## start DATA LISTING

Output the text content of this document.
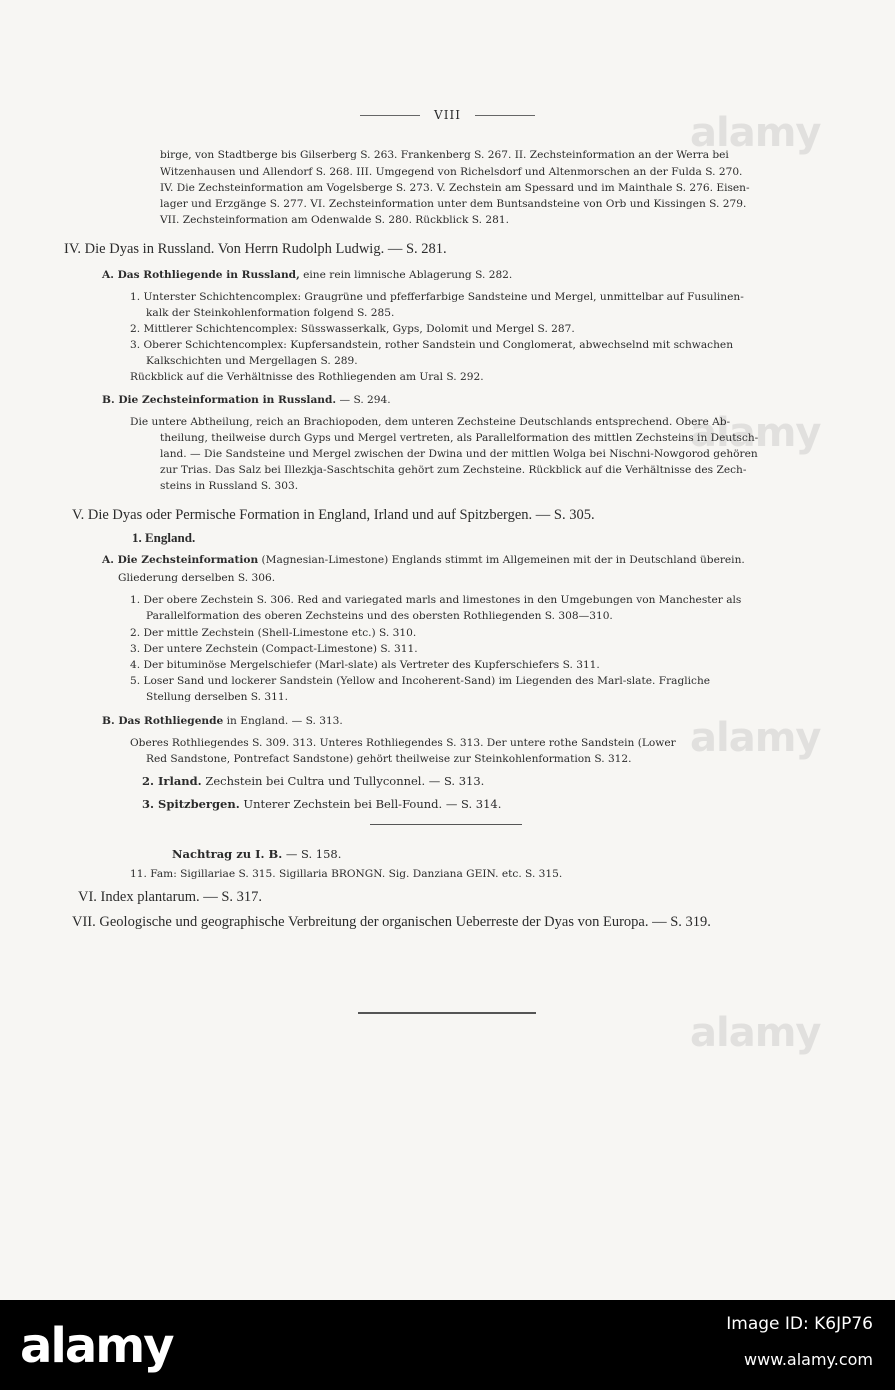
alamy
alamy
alamy
alamy
VIII
birge, von Stadtberge bis Gilserberg S. 263. Frankenberg S. 267. II. Zechsteinformation an der Werra bei
Witzenhausen und Allendorf S. 268. III. Umgegend von Richelsdorf und Altenmorschen an der Fulda S. 270.
IV. Die Zechsteinformation am Vogelsberge S. 273. V. Zechstein am Spessard und im Mainthale S. 276. Eisen-
lager und Erzgänge S. 277. VI. Zechsteinformation unter dem Buntsandsteine von Orb und Kissingen S. 279.
VII. Zechsteinformation am Odenwalde S. 280. Rückblick S. 281.
IV. Die Dyas in Russland. Von Herrn Rudolph Ludwig. — S. 281.
A. Das Rothliegende in Russland, eine rein limnische Ablagerung S. 282.
1. Unterster Schichtencomplex: Graugrüne und pfefferfarbige Sandsteine und Mergel, unmittelbar auf Fusulinen-
kalk der Steinkohlenformation folgend S. 285.
2. Mittlerer Schichtencomplex: Süsswasserkalk, Gyps, Dolomit und Mergel S. 287.
3. Oberer Schichtencomplex: Kupfersandstein, rother Sandstein und Conglomerat, abwechselnd mit schwachen
Kalkschichten und Mergellagen S. 289.
Rückblick auf die Verhältnisse des Rothliegenden am Ural S. 292.
B. Die Zechsteinformation in Russland. — S. 294.
Die untere Abtheilung, reich an Brachiopoden, dem unteren Zechsteine Deutschlands entsprechend. Obere Ab-
theilung, theilweise durch Gyps und Mergel vertreten, als Parallelformation des mittlen Zechsteins in Deutsch-
land. — Die Sandsteine und Mergel zwischen der Dwina und der mittlen Wolga bei Nischni-Nowgorod gehören
zur Trias. Das Salz bei Illezkja-Saschtschita gehört zum Zechsteine. Rückblick auf die Verhältnisse des Zech-
steins in Russland S. 303.
V. Die Dyas oder Permische Formation in England, Irland und auf Spitzbergen. — S. 305.
1. England.
A. Die Zechsteinformation (Magnesian-Limestone) Englands stimmt im Allgemeinen mit der in Deutschland überein.
Gliederung derselben S. 306.
1. Der obere Zechstein S. 306. Red and variegated marls and limestones in den Umgebungen von Manchester als
Parallelformation des oberen Zechsteins und des obersten Rothliegenden S. 308—310.
2. Der mittle Zechstein (Shell-Limestone etc.) S. 310.
3. Der untere Zechstein (Compact-Limestone) S. 311.
4. Der bituminöse Mergelschiefer (Marl-slate) als Vertreter des Kupferschiefers S. 311.
5. Loser Sand und lockerer Sandstein (Yellow and Incoherent-Sand) im Liegenden des Marl-slate. Fragliche
Stellung derselben S. 311.
B. Das Rothliegende in England. — S. 313.
Oberes Rothliegendes S. 309. 313. Unteres Rothliegendes S. 313. Der untere rothe Sandstein (Lower
Red Sandstone, Pontrefact Sandstone) gehört theilweise zur Steinkohlenformation S. 312.
2. Irland. Zechstein bei Cultra und Tullyconnel. — S. 313.
3. Spitzbergen. Unterer Zechstein bei Bell-Found. — S. 314.
Nachtrag zu I. B. — S. 158.
11. Fam: Sigillariae S. 315. Sigillaria BRONGN. Sig. Danziana GEIN. etc. S. 315.
VI. Index plantarum. — S. 317.
VII. Geologische und geographische Verbreitung der organischen Ueberreste der Dyas von Europa. — S. 319.
alamy	Image ID: K6JP76
www.alamy.com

## end DATA LISTING

**GIVEN PROBLEM**
Pull out every line in the data above that has the word "Spitzbergen".

**RESULT OF THE TASK**
V. Die Dyas oder Permische Formation in England, Irland und auf Spitzbergen. — S. 305.
3. Spitzbergen. Unterer Zechstein bei Bell-Found. — S. 314.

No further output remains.